[Start of SOURCE RECORDS]

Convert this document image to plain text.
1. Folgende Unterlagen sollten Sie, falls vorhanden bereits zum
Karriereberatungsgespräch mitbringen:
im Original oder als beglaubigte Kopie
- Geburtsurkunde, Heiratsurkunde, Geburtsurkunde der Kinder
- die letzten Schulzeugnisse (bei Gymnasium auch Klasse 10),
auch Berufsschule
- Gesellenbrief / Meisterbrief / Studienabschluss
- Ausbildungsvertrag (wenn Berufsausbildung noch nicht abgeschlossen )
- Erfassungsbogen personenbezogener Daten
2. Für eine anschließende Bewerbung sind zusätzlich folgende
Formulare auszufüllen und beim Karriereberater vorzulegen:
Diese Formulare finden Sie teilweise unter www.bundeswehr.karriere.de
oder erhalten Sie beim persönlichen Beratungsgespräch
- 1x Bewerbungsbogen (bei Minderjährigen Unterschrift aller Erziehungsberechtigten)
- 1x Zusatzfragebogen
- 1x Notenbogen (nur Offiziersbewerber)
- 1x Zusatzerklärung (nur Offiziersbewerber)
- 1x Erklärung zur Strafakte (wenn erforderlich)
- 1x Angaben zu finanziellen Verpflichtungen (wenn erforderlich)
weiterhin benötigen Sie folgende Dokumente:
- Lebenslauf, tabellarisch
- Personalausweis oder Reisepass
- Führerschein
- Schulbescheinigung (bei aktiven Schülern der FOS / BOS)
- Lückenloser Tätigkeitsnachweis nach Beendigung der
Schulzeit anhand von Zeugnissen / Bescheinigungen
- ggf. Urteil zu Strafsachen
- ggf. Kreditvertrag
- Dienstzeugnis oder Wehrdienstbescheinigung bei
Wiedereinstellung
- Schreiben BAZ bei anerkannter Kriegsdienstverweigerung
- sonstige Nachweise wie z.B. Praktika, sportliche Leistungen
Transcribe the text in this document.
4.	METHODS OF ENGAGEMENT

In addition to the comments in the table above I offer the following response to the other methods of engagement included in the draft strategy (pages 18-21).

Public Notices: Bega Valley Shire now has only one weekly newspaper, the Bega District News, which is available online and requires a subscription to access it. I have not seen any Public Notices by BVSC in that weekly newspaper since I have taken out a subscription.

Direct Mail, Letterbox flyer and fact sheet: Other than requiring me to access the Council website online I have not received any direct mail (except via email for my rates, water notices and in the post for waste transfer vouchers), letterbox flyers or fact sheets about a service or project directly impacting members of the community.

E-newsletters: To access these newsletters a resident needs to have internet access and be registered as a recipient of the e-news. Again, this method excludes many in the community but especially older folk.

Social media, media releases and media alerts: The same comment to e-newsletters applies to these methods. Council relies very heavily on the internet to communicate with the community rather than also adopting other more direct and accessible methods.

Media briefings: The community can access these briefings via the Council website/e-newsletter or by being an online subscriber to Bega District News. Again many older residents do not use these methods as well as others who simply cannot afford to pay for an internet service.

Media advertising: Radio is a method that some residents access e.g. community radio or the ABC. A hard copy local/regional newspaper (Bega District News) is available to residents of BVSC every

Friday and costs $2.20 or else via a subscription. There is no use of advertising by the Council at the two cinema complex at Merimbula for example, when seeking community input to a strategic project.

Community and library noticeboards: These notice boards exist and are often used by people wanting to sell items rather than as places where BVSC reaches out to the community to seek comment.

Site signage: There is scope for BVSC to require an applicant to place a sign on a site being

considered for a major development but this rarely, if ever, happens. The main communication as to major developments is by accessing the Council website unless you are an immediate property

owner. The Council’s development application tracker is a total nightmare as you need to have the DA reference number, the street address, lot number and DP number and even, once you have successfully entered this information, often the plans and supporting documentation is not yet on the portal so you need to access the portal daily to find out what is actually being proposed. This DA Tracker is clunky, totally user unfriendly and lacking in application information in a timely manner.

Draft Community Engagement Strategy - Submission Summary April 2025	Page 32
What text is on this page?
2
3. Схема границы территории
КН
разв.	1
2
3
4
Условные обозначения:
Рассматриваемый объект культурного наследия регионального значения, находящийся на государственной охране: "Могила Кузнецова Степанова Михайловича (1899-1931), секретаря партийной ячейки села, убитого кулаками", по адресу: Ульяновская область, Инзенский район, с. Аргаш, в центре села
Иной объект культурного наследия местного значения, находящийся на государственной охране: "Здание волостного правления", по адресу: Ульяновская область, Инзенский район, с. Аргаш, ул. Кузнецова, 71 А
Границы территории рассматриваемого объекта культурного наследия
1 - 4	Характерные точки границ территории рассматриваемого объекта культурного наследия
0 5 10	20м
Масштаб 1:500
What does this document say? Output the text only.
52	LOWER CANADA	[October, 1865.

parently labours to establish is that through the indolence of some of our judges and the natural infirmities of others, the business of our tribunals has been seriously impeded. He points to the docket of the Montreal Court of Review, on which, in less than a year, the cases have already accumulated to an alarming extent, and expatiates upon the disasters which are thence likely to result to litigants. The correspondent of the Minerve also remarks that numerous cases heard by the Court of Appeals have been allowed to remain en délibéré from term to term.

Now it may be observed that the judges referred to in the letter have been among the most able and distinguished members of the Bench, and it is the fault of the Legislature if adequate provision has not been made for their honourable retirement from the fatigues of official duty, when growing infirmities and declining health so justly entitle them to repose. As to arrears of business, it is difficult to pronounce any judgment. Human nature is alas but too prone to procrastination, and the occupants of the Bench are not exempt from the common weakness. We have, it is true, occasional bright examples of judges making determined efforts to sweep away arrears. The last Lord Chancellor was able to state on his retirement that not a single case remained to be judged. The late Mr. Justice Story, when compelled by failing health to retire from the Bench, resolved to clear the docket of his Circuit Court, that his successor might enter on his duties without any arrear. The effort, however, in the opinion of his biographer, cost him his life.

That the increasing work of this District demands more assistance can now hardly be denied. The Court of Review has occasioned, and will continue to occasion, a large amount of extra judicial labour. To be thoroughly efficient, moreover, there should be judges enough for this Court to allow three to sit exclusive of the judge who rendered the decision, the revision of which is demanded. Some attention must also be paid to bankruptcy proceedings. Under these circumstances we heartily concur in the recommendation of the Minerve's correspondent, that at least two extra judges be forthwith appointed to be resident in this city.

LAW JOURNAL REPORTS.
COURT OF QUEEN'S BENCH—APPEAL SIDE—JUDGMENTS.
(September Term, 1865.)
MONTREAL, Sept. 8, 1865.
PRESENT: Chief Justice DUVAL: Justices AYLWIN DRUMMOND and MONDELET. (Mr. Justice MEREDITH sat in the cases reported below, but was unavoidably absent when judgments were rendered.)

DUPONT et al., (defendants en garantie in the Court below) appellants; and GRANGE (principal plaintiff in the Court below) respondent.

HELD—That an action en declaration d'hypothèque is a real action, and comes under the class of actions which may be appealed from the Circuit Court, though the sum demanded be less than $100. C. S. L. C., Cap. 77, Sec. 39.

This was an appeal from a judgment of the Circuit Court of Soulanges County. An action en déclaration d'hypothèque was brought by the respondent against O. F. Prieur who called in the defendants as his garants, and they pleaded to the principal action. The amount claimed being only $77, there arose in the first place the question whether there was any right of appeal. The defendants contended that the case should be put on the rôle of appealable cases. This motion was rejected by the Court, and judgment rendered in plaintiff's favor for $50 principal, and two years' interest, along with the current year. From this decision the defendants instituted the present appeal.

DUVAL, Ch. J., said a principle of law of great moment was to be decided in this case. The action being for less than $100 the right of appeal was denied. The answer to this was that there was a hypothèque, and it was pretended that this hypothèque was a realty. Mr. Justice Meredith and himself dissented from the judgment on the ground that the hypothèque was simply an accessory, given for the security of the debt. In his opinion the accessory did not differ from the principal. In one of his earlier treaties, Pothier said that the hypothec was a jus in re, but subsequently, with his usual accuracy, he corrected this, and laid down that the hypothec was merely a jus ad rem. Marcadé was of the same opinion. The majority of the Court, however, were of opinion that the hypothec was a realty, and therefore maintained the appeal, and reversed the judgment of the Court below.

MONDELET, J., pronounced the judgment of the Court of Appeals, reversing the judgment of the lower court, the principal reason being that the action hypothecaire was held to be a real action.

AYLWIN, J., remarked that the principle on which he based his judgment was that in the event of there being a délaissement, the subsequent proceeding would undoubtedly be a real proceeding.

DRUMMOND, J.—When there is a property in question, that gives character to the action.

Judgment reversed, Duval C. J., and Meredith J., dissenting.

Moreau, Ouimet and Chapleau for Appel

[End of SOURCE RECORDS]

## TASK TO CARRY OUT
Locate the word "wenn" in the records above, and return each line that has it.

## OUTPUT OF THE EXERCISE
- Ausbildungsvertrag (wenn Berufsausbildung noch nicht abgeschlossen )
- 1x Erklärung zur Strafakte (wenn erforderlich)
- 1x Angaben zu finanziellen Verpflichtungen (wenn erforderlich)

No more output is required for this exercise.